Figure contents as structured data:
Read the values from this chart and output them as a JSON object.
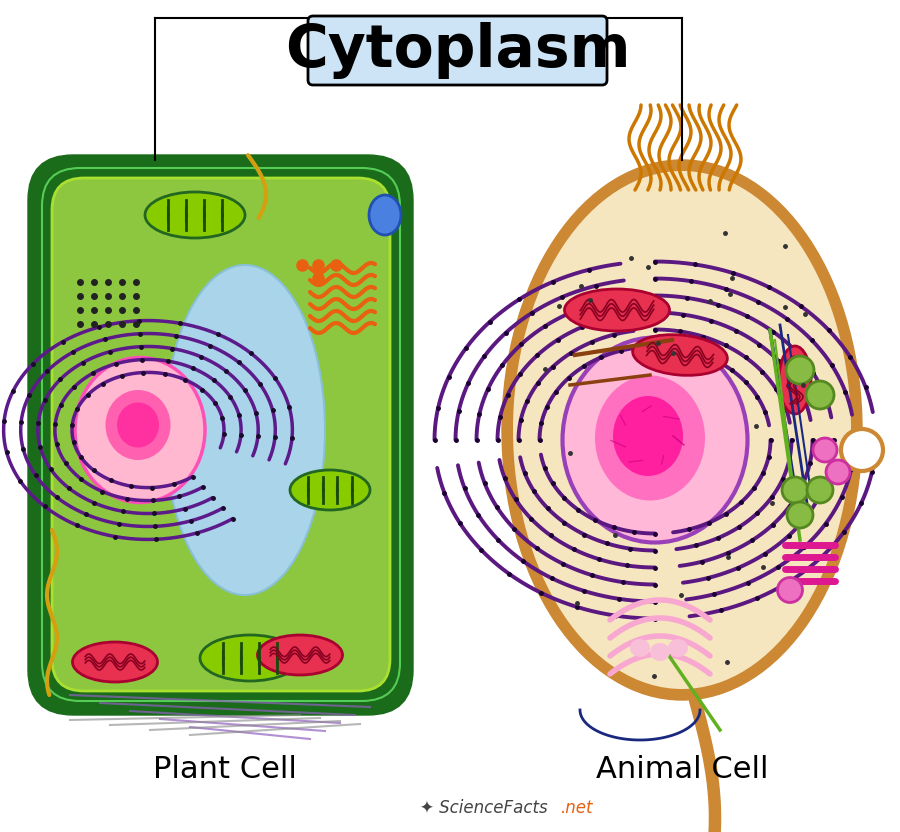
{
  "title": "Cytoplasm",
  "title_bg": "#cce4f5",
  "title_fontsize": 42,
  "plant_label": "Plant Cell",
  "animal_label": "Animal Cell",
  "label_fontsize": 22,
  "bg_color": "#ffffff",
  "plant_cell": {
    "outer_color": "#1a6b1a",
    "inner_color": "#8dc63f",
    "vacuole_color": "#aad4ea",
    "nucleus_color": "#ffb8d0",
    "nucleus_core_color": "#ff50a0"
  },
  "animal_cell": {
    "outer_color": "#cc8833",
    "inner_color": "#f5e6c0",
    "nucleus_color": "#ff80c8",
    "nucleus_core_color": "#ff20a0"
  }
}
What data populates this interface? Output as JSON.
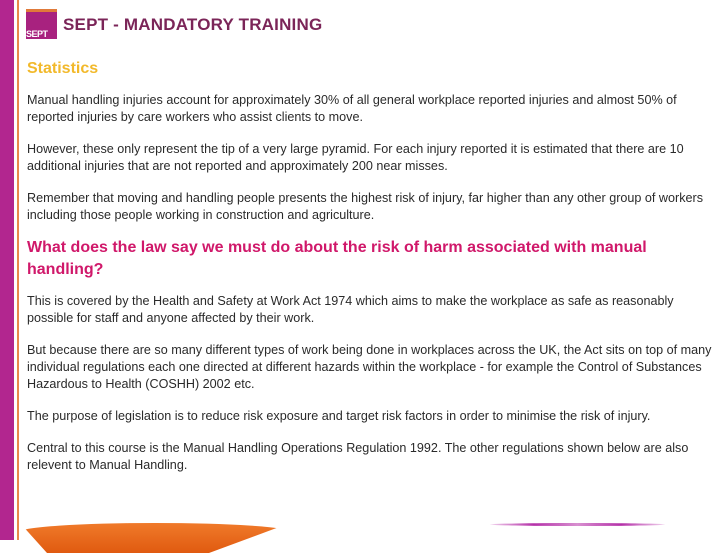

=== Task goal ===
Pictures are not part of the copy; reproduce everything else in the records exactly.

=== Result ===
Read the values from this chart and output them as a JSON object.
{
  "title": "Cytoplasm",
  "title_bg": "#cce4f5",
  "title_fontsize": 42,
  "plant_label": "Plant Cell",
  "animal_label": "Animal Cell",
  "label_fontsize": 22,
  "bg_color": "#ffffff",
  "plant_cell": {
    "outer_color": "#1a6b1a",
    "inner_color": "#8dc63f",
    "vacuole_color": "#aad4ea",
    "nucleus_color": "#ffb8d0",
    "nucleus_core_color": "#ff50a0"
  },
  "animal_cell": {
    "outer_color": "#cc8833",
    "inner_color": "#f5e6c0",
    "nucleus_color": "#ff80c8",
    "nucleus_core_color": "#ff20a0"
  }
}
What data populates this interface? Output as JSON.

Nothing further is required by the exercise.